YOUR GOAL: Quote the items from the line with "y2-tick-label: 40 [2315, 46, 2368, 104]" up to and including the line with "renewable-point [2088, 171, 2132, 209]", copying each line as it appears.

>> BEGIN INPUT MATERIAL

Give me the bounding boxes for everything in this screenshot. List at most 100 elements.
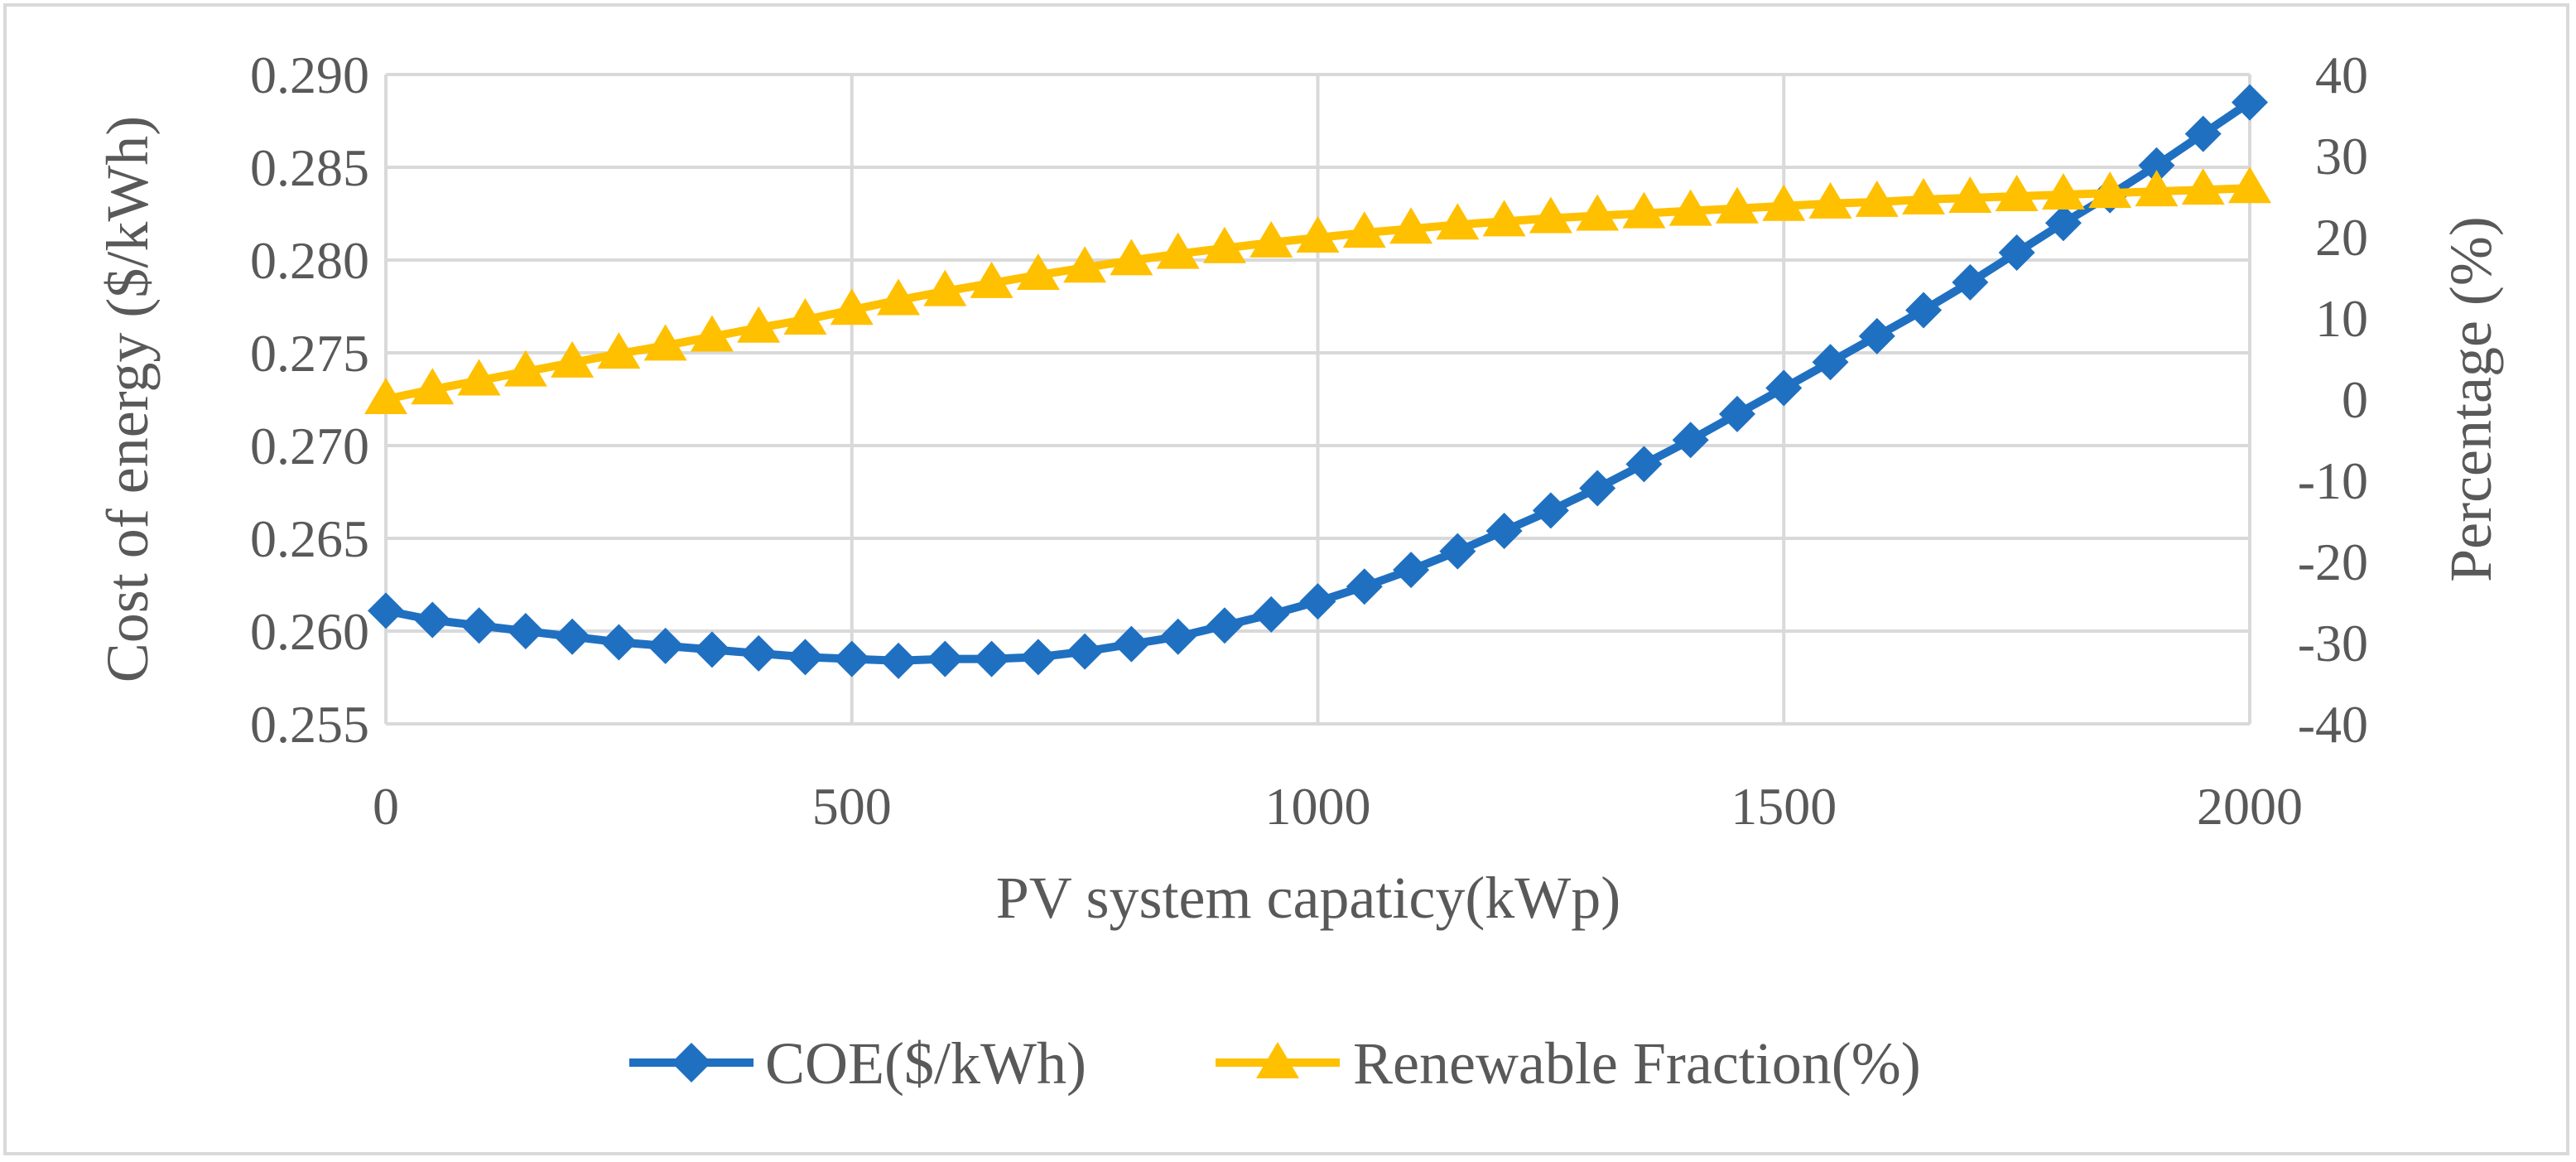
y2-tick-label: 40 [2315, 46, 2368, 104]
y2-tick-label: -40 [2298, 695, 2368, 754]
coe-point [600, 624, 638, 661]
coe-point [1858, 317, 1895, 354]
coe-point [787, 639, 824, 676]
x-tick-label: 0 [373, 777, 399, 836]
coe-point [880, 642, 917, 679]
renewable-point [2088, 171, 2132, 209]
coe-point [1019, 639, 1057, 676]
x-axis-title: PV system capaticy(kWp) [996, 865, 1621, 931]
x-tick-label: 500 [812, 777, 892, 836]
coe-point [1159, 618, 1197, 655]
y-tick-label: 0.275 [250, 324, 369, 383]
legend-marker-coe-diamond-icon [672, 1043, 711, 1082]
renewable-point [411, 368, 455, 405]
renewable-point [2181, 168, 2225, 205]
y-tick-label: 0.255 [250, 695, 369, 754]
y2-tick-label: 30 [2315, 127, 2368, 186]
coe-point [1393, 552, 1430, 589]
coe-point [1812, 344, 1849, 381]
coe-point [973, 640, 1010, 677]
y2-tick-label: -20 [2298, 533, 2368, 591]
renewable-point [1715, 186, 1759, 224]
coe-point [1532, 492, 1569, 529]
renewable-point [1063, 246, 1107, 283]
coe-point [1485, 513, 1523, 550]
coe-point [2138, 147, 2175, 184]
y2-tick-label: 0 [2342, 370, 2368, 429]
renewable-point [1482, 200, 1526, 237]
coe-point [1253, 595, 1290, 633]
coe-point [1998, 234, 2035, 272]
renewable-point [503, 350, 547, 387]
coe-point [2232, 84, 2268, 121]
coe-point [507, 613, 544, 649]
coe-point [2184, 115, 2222, 152]
grid [384, 73, 2251, 726]
y2-tick-label: -30 [2298, 614, 2368, 673]
coe-point [460, 607, 498, 644]
legend-marker-renewable-triangle-icon [1256, 1042, 1299, 1078]
x-tick-label: 1500 [1731, 777, 1837, 836]
legend-item-renewable-fraction[interactable]: Renewable Fraction(%) [1216, 1030, 1921, 1097]
renewable-point [643, 324, 687, 361]
y-axis-title: Cost of energy ($/kWh) [94, 116, 161, 683]
coe-point [693, 631, 730, 668]
coe-point [927, 640, 964, 677]
y-tick-label: 0.270 [250, 417, 369, 475]
renewable-point [783, 297, 827, 335]
series-layer [364, 84, 2271, 679]
x-tick-label: 2000 [2197, 777, 2303, 836]
coe-point [1765, 369, 1803, 407]
renewable-point [830, 288, 874, 325]
y-tick-label: 0.265 [250, 509, 369, 568]
renewable-point [2135, 170, 2179, 207]
renewable-point [1808, 181, 1852, 219]
coe-point [554, 618, 591, 655]
coe-point [1952, 263, 1989, 301]
renewable-point [690, 315, 734, 352]
legend-item-coe[interactable]: COE($/kWh) [629, 1030, 1086, 1097]
renewable-point [970, 261, 1014, 298]
renewable-point [1668, 189, 1712, 226]
coe-point [647, 627, 684, 664]
renewable-point [597, 332, 641, 369]
y-tick-label: 0.290 [250, 46, 369, 104]
coe-point [1067, 633, 1104, 670]
coe-point [414, 601, 451, 639]
coe-point [2044, 205, 2082, 242]
renewable-point [2228, 166, 2271, 204]
coe-point [1625, 446, 1663, 483]
y2-tick-label: 10 [2315, 289, 2368, 348]
y2-axis-title: Percentage (%) [2438, 216, 2504, 582]
renewable-point [364, 378, 407, 414]
coe-point [1579, 470, 1616, 507]
tick-labels: 0.255 0.260 0.265 0.270 0.275 0.280 0.285 0.290… [250, 46, 2368, 836]
renewable-point [457, 359, 501, 396]
y-tick-label: 0.285 [250, 138, 369, 197]
coe-point [740, 634, 778, 672]
renewable-point [2041, 173, 2085, 210]
y2-tick-label: -10 [2298, 451, 2368, 510]
coe-point [1346, 568, 1383, 605]
coe-point [1672, 422, 1709, 459]
renewable-point [1016, 253, 1060, 291]
renewable-point [1202, 226, 1246, 263]
y-tick-label: 0.280 [250, 231, 369, 290]
legend: COE($/kWh) Renewable Fraction(%) [629, 1030, 1921, 1097]
coe-point [1718, 395, 1755, 432]
renewable-point [923, 269, 967, 306]
renewable-point [877, 278, 921, 316]
renewable-point [1529, 196, 1572, 234]
renewable-point [1576, 194, 1620, 231]
legend-label-renewable-fraction: Renewable Fraction(%) [1353, 1030, 1921, 1097]
renewable-point [1296, 215, 1340, 253]
renewable-point [1902, 177, 1946, 215]
renewable-point [1156, 232, 1200, 269]
coe-point [1439, 533, 1476, 570]
renewable-point [1342, 211, 1386, 248]
renewable-point [1855, 180, 1899, 217]
renewable-point [1436, 203, 1480, 240]
legend-label-coe: COE($/kWh) [765, 1030, 1086, 1097]
renewable-point [737, 306, 781, 343]
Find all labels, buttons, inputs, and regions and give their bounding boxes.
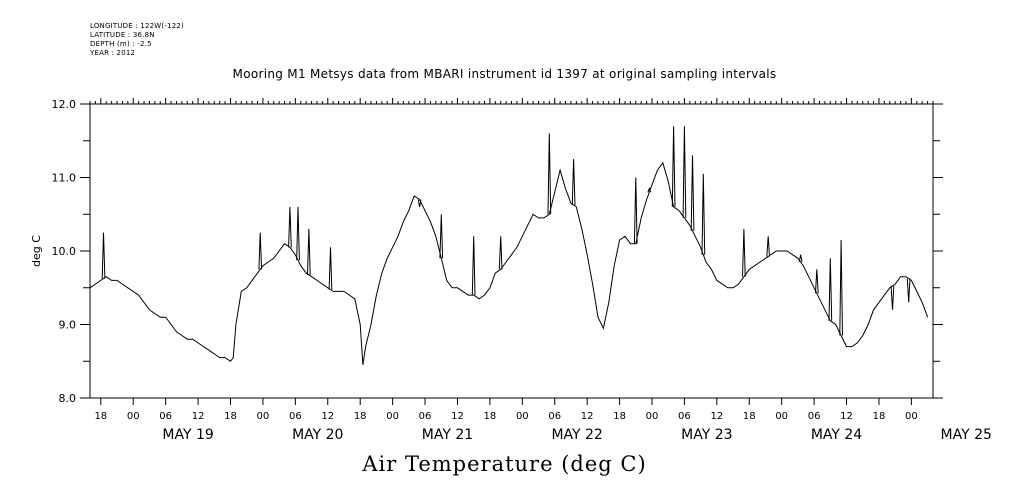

>> END INPUT MATERIAL

IN RESPONSE:
y2-tick-label: 40 [2315, 46, 2368, 104]
y2-tick-label: -40 [2298, 695, 2368, 754]
coe-point [600, 624, 638, 661]
coe-point [1858, 317, 1895, 354]
coe-point [787, 639, 824, 676]
x-tick-label: 0 [373, 777, 399, 836]
coe-point [880, 642, 917, 679]
renewable-point [2088, 171, 2132, 209]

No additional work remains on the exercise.